■ RECORDS PROVIDED:
==================================================

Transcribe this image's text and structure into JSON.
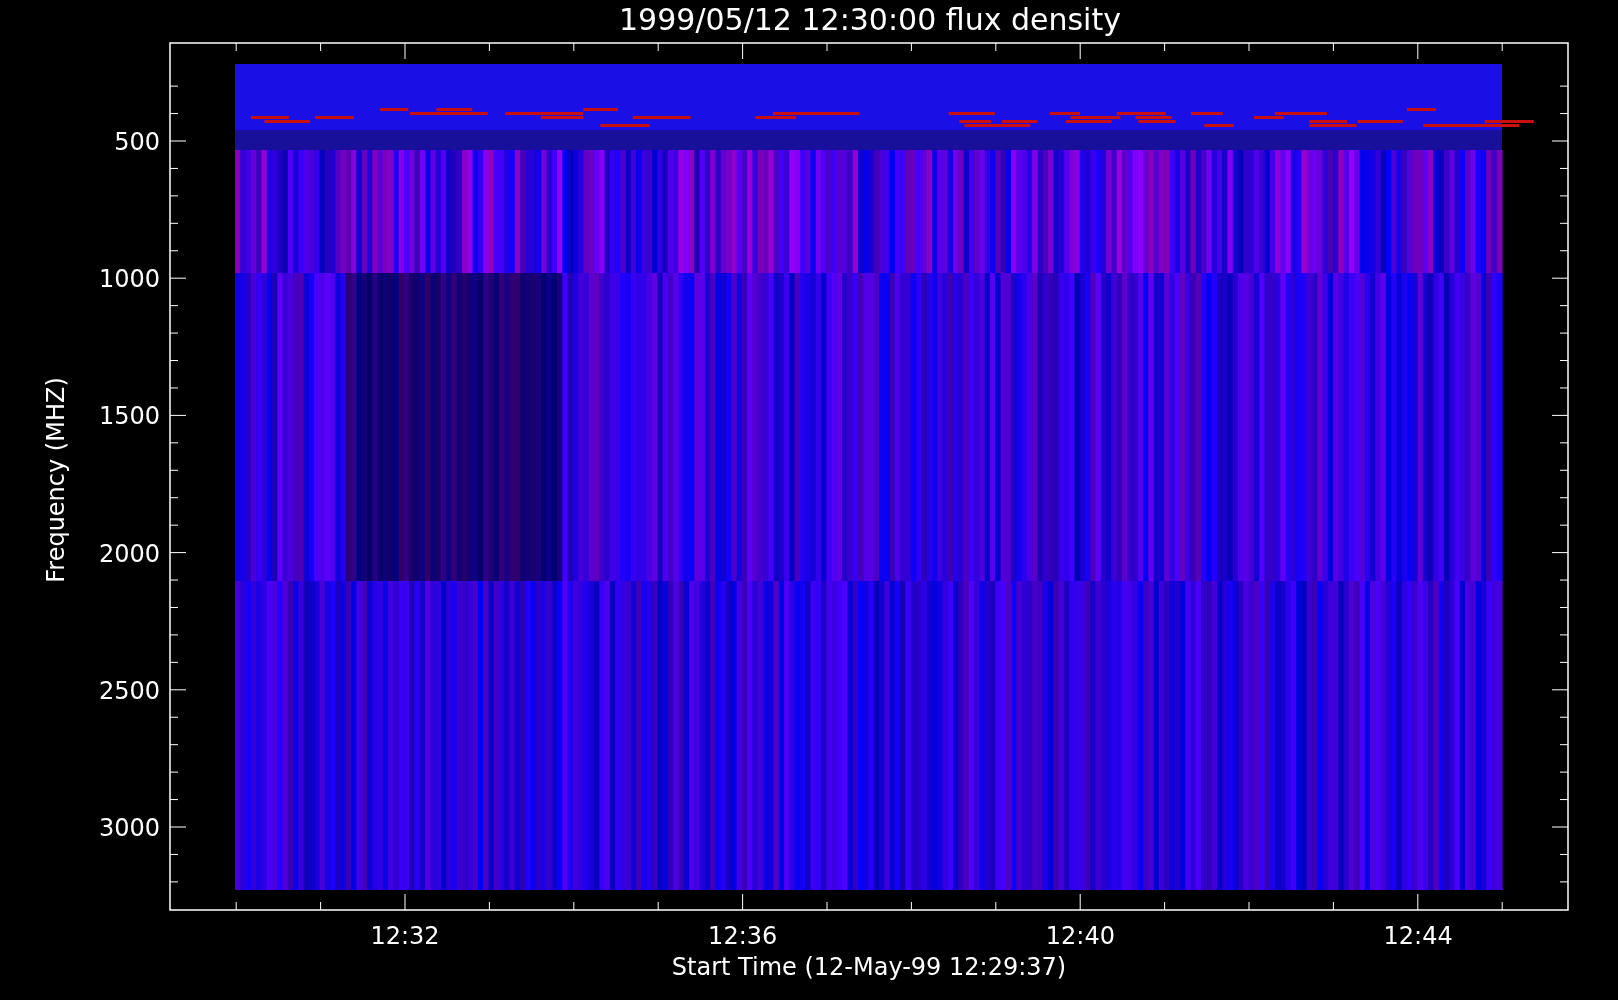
{
  "plot": {
    "title": "1999/05/12 12:30:00 flux density",
    "ylabel": "Frequency (MHZ)",
    "xlabel": "Start Time (12-May-99 12:29:37)",
    "yticks": [
      {
        "label": "500"
      },
      {
        "label": "1000"
      },
      {
        "label": "1500"
      },
      {
        "label": "2000"
      },
      {
        "label": "2500"
      },
      {
        "label": "3000"
      }
    ],
    "xticks": [
      {
        "label": "12:32"
      },
      {
        "label": "12:36"
      },
      {
        "label": "12:40"
      },
      {
        "label": "12:44"
      }
    ]
  }
}
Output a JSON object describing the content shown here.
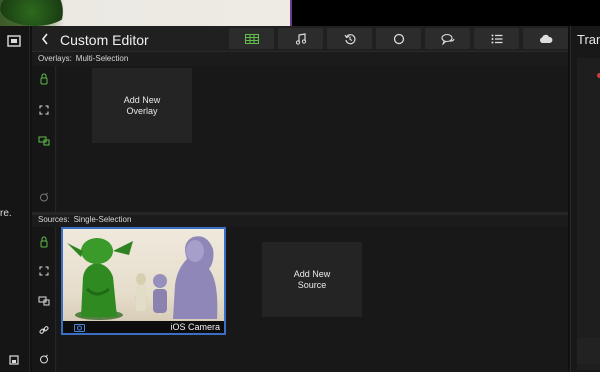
{
  "editor": {
    "title": "Custom Editor"
  },
  "tabs": [
    {
      "name": "grid",
      "active": true
    },
    {
      "name": "music",
      "active": false
    },
    {
      "name": "history",
      "active": false
    },
    {
      "name": "circle",
      "active": false
    },
    {
      "name": "chat",
      "active": false
    },
    {
      "name": "list",
      "active": false
    },
    {
      "name": "cloud",
      "active": false
    }
  ],
  "overlays": {
    "label_prefix": "Overlays:",
    "label_mode": "Multi-Selection",
    "add_tile": "Add New\nOverlay"
  },
  "sources": {
    "label_prefix": "Sources:",
    "label_mode": "Single-Selection",
    "add_tile": "Add New\nSource",
    "items": [
      {
        "name": "iOS Camera",
        "selected": true,
        "icon": "camera-icon"
      }
    ]
  },
  "left_edge": {
    "ellipsis": "re."
  },
  "right_panel": {
    "title": "Tran"
  },
  "colors": {
    "accent_green": "#5fbf4a",
    "selection_blue": "#3a6fc4",
    "record_red": "#d43a3a"
  }
}
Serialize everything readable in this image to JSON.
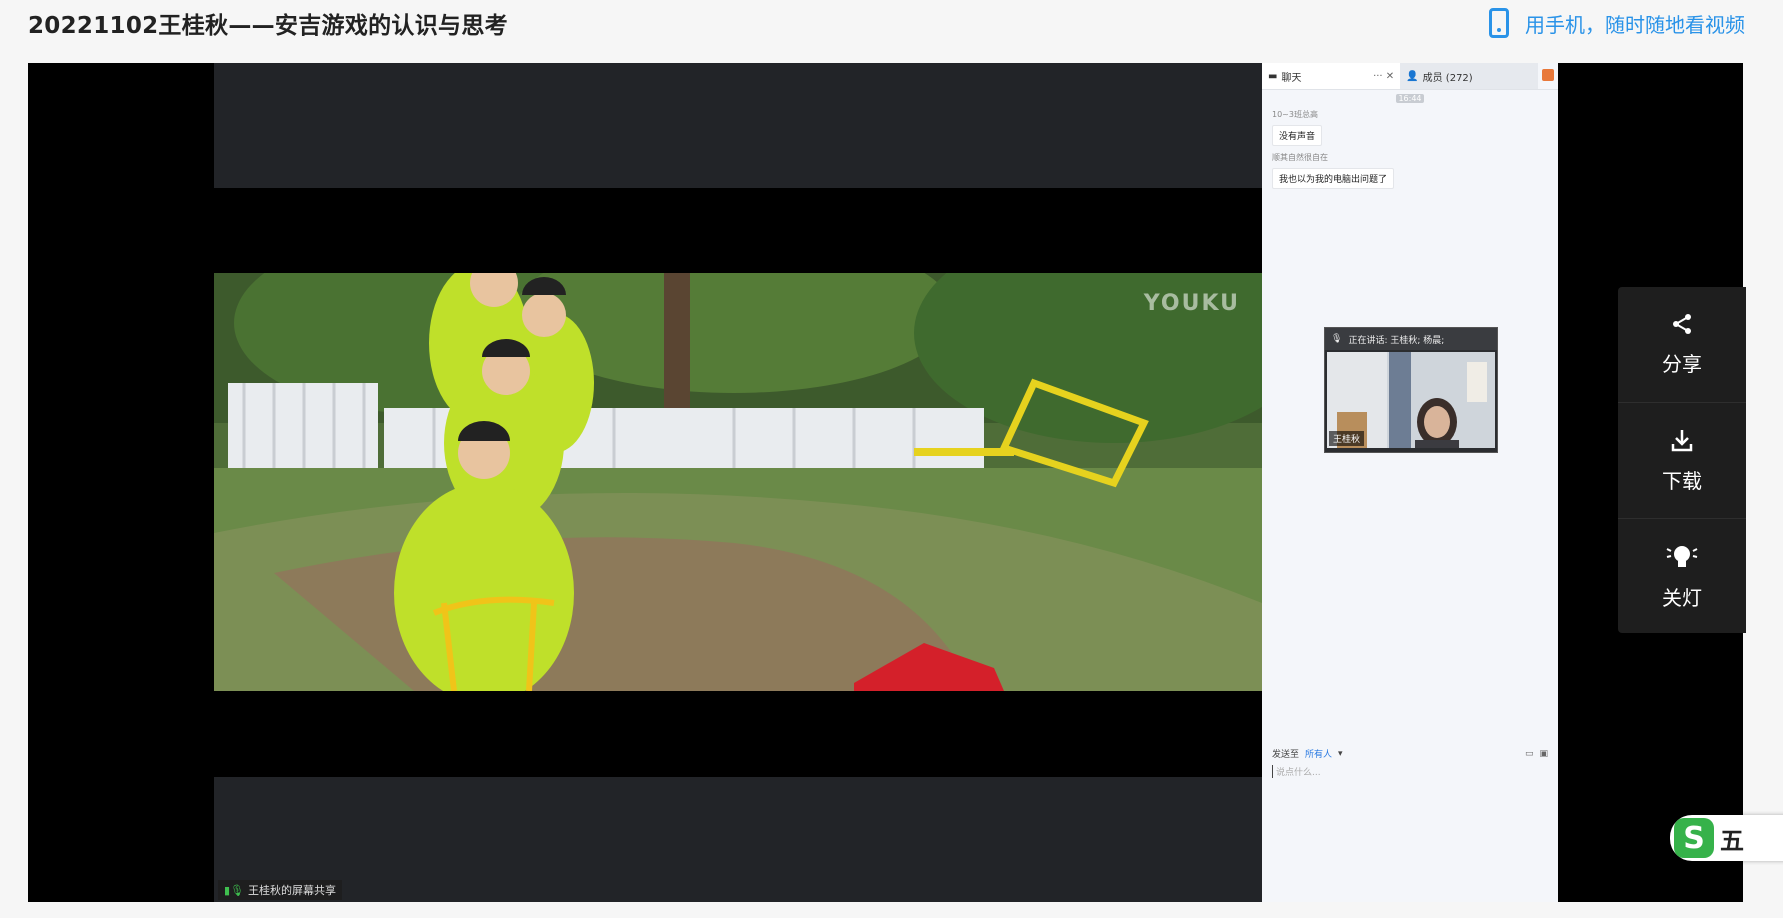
{
  "page": {
    "title": "20221102王桂秋——安吉游戏的认识与思考"
  },
  "mobile": {
    "label": "用手机，随时随地看视频",
    "icon": "phone-icon"
  },
  "video": {
    "watermark": "YOUKU",
    "share_label": "王桂秋的屏幕共享"
  },
  "chat": {
    "tab_chat": "聊天",
    "tab_members": "成员 (272)",
    "time": "16:44",
    "messages": [
      {
        "sender": "10~3班总高",
        "text": "没有声音"
      },
      {
        "sender": "顺其自然很自在",
        "text": "我也以为我的电脑出问题了"
      }
    ],
    "speaking": "正在讲话: 王桂秋; 杨晨;",
    "speaker_name": "王桂秋",
    "send_to_label": "发送至",
    "send_to_value": "所有人",
    "input_placeholder": "说点什么..."
  },
  "toolbar": {
    "share": "分享",
    "download": "下载",
    "lights_off": "关灯"
  },
  "ime": {
    "logo": "S",
    "label": "五"
  },
  "colors": {
    "accent": "#2a93e8",
    "ime_green": "#36b24a",
    "toolbar_bg": "#1e1e1e"
  }
}
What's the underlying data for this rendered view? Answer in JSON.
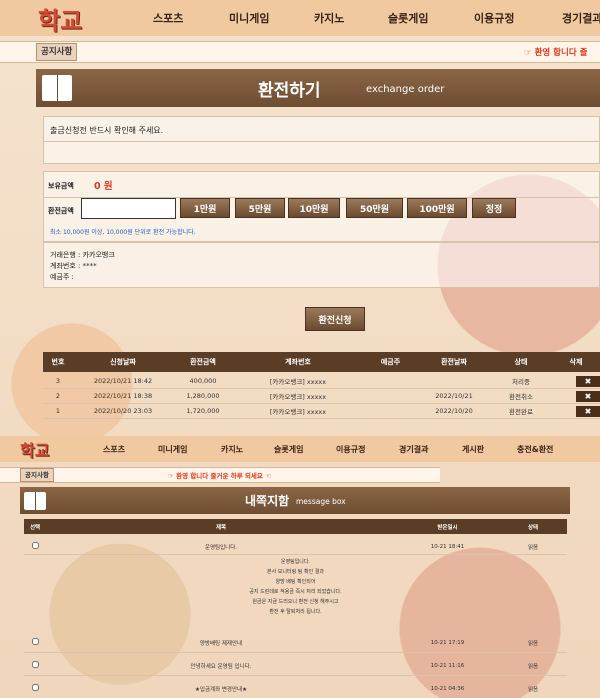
{
  "top_nav": {
    "logo": "학교",
    "items": [
      "스포츠",
      "미니게임",
      "카지노",
      "슬롯게임",
      "이용규정",
      "경기결과"
    ]
  },
  "notice1": {
    "label": "공지사항",
    "text": "☞ 환영 합니다 즐"
  },
  "exchange": {
    "title": "환전하기",
    "subtitle": "exchange order",
    "warning": "출금신청전 반드시 확인해 주세요.",
    "balance_label": "보유금액",
    "balance_value": "0 원",
    "amount_label": "환전금액",
    "amount_value": "",
    "quick": [
      "1만원",
      "5만원",
      "10만원",
      "50만원",
      "100만원",
      "정정"
    ],
    "min_note": "최소 10,000원 이상, 10,000원 단위로 환전 가능합니다.",
    "bank": "거래은행 : 카카오뱅크",
    "account": "계좌번호 : ****",
    "holder": "예금주 :",
    "submit": "환전신청",
    "headers": [
      "번호",
      "신청날짜",
      "환전금액",
      "계좌번호",
      "예금주",
      "환전날짜",
      "상태",
      "삭제"
    ],
    "rows": [
      {
        "no": "3",
        "date": "2022/10/21 18:42",
        "amount": "400,000",
        "account": "[카카오뱅크] xxxxx",
        "holder": "",
        "done": "",
        "status": "처리중",
        "del": "✖"
      },
      {
        "no": "2",
        "date": "2022/10/21 18:38",
        "amount": "1,280,000",
        "account": "[카카오뱅크] xxxxx",
        "holder": "",
        "done": "2022/10/21",
        "status": "환전취소",
        "del": "✖"
      },
      {
        "no": "1",
        "date": "2022/10/20 23:03",
        "amount": "1,720,000",
        "account": "[카카오뱅크] xxxxx",
        "holder": "",
        "done": "2022/10/20",
        "status": "환전완료",
        "del": "✖"
      }
    ]
  },
  "second_nav": {
    "logo": "학교",
    "items": [
      "스포츠",
      "미니게임",
      "카지노",
      "슬롯게임",
      "이용규정",
      "경기결과",
      "게시판",
      "충전&환전"
    ]
  },
  "notice2": {
    "label": "공지사항",
    "text": "☞ 환영 합니다 즐거운 하루 되세요 ☜"
  },
  "message": {
    "title": "내쪽지함",
    "subtitle": "message box",
    "headers": [
      "선택",
      "제목",
      "받은일시",
      "상태"
    ],
    "open": {
      "subject": "운영팀입니다.",
      "date": "10-21 18:41",
      "status": "읽음",
      "body": [
        "운영팀입니다.",
        "본사 모니터링 팀 확인 결과",
        "양방 배팅 확인되어",
        "공지 드린데로 적용금 즉시 처리 되었습니다.",
        "원금은 지금 드리오니 환전 신청 해주시고",
        "환전 후 탈퇴처리 됩니다."
      ]
    },
    "rows": [
      {
        "subject": "양방배팅 제재안내",
        "date": "10-21 17:19",
        "status": "읽음"
      },
      {
        "subject": "안녕하세요 운영팀 입니다.",
        "date": "10-21 11:16",
        "status": "읽음"
      },
      {
        "subject": "★입금계좌 변경안내★",
        "date": "10-21 04:36",
        "status": "읽음"
      }
    ]
  }
}
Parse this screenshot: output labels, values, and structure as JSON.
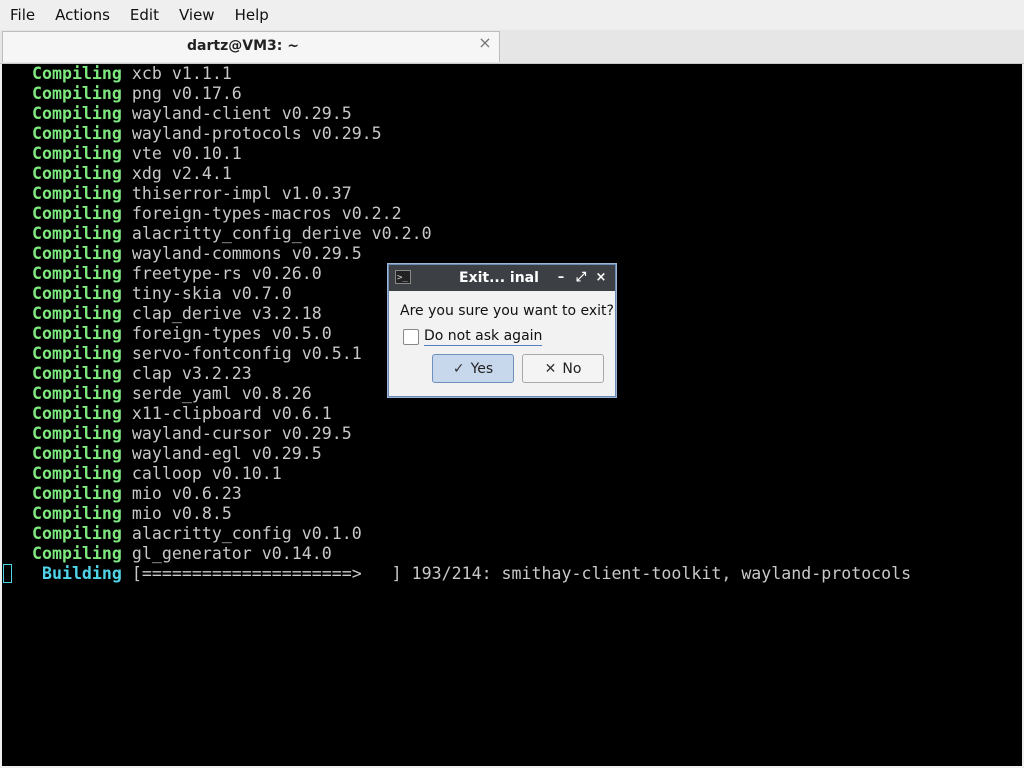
{
  "menu": [
    "File",
    "Actions",
    "Edit",
    "View",
    "Help"
  ],
  "tab": {
    "title": "dartz@VM3: ~",
    "close_glyph": "×"
  },
  "terminal": {
    "compile_lines": [
      {
        "verb": "Compiling",
        "text": "xcb v1.1.1"
      },
      {
        "verb": "Compiling",
        "text": "png v0.17.6"
      },
      {
        "verb": "Compiling",
        "text": "wayland-client v0.29.5"
      },
      {
        "verb": "Compiling",
        "text": "wayland-protocols v0.29.5"
      },
      {
        "verb": "Compiling",
        "text": "vte v0.10.1"
      },
      {
        "verb": "Compiling",
        "text": "xdg v2.4.1"
      },
      {
        "verb": "Compiling",
        "text": "thiserror-impl v1.0.37"
      },
      {
        "verb": "Compiling",
        "text": "foreign-types-macros v0.2.2"
      },
      {
        "verb": "Compiling",
        "text": "alacritty_config_derive v0.2.0"
      },
      {
        "verb": "Compiling",
        "text": "wayland-commons v0.29.5"
      },
      {
        "verb": "Compiling",
        "text": "freetype-rs v0.26.0"
      },
      {
        "verb": "Compiling",
        "text": "tiny-skia v0.7.0"
      },
      {
        "verb": "Compiling",
        "text": "clap_derive v3.2.18"
      },
      {
        "verb": "Compiling",
        "text": "foreign-types v0.5.0"
      },
      {
        "verb": "Compiling",
        "text": "servo-fontconfig v0.5.1"
      },
      {
        "verb": "Compiling",
        "text": "clap v3.2.23"
      },
      {
        "verb": "Compiling",
        "text": "serde_yaml v0.8.26"
      },
      {
        "verb": "Compiling",
        "text": "x11-clipboard v0.6.1"
      },
      {
        "verb": "Compiling",
        "text": "wayland-cursor v0.29.5"
      },
      {
        "verb": "Compiling",
        "text": "wayland-egl v0.29.5"
      },
      {
        "verb": "Compiling",
        "text": "calloop v0.10.1"
      },
      {
        "verb": "Compiling",
        "text": "mio v0.6.23"
      },
      {
        "verb": "Compiling",
        "text": "mio v0.8.5"
      },
      {
        "verb": "Compiling",
        "text": "alacritty_config v0.1.0"
      },
      {
        "verb": "Compiling",
        "text": "gl_generator v0.14.0"
      }
    ],
    "building_line": {
      "verb": "Building",
      "text": "[=====================>   ] 193/214: smithay-client-toolkit, wayland-protocols"
    },
    "colors": {
      "background": "#000000",
      "compiling": "#7ee87e",
      "building": "#4fd4e8",
      "text": "#c8c8c8"
    }
  },
  "dialog": {
    "title": "Exit... inal",
    "app_icon_glyph": ">_",
    "minimize_glyph": "–",
    "maximize_glyph": "⤢",
    "close_glyph": "×",
    "question": "Are you sure you want to exit?",
    "checkbox_label": "Do not ask again",
    "checkbox_checked": false,
    "yes_glyph": "✓",
    "yes_label": "Yes",
    "no_glyph": "✕",
    "no_label": "No"
  }
}
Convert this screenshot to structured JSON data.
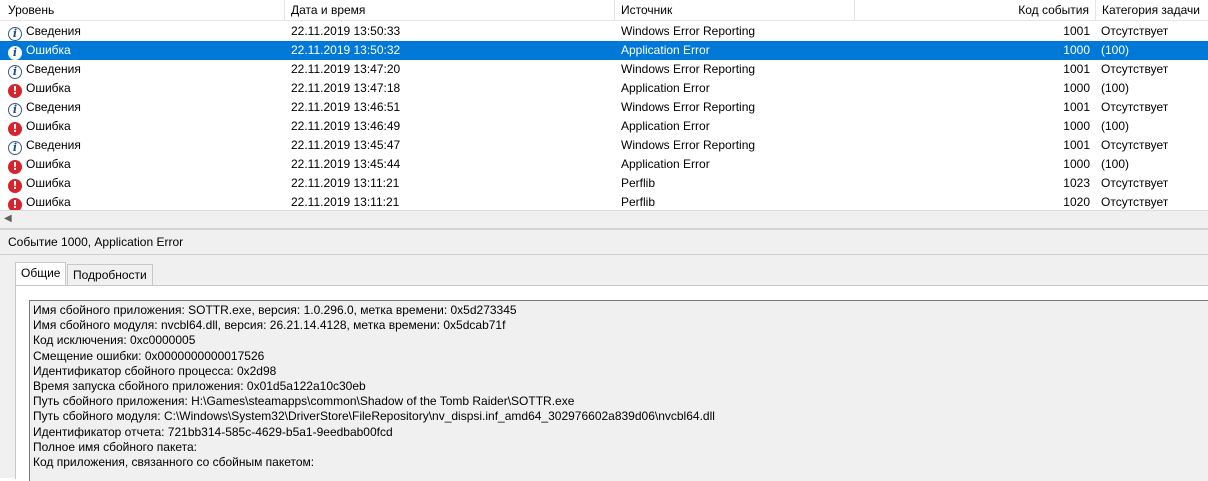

==================================================

■ TASK DESCRIPTION: Find how many lines hold the string "JSON", and state that number alone.

■ RESPONSE TO THE EXERCISE: 6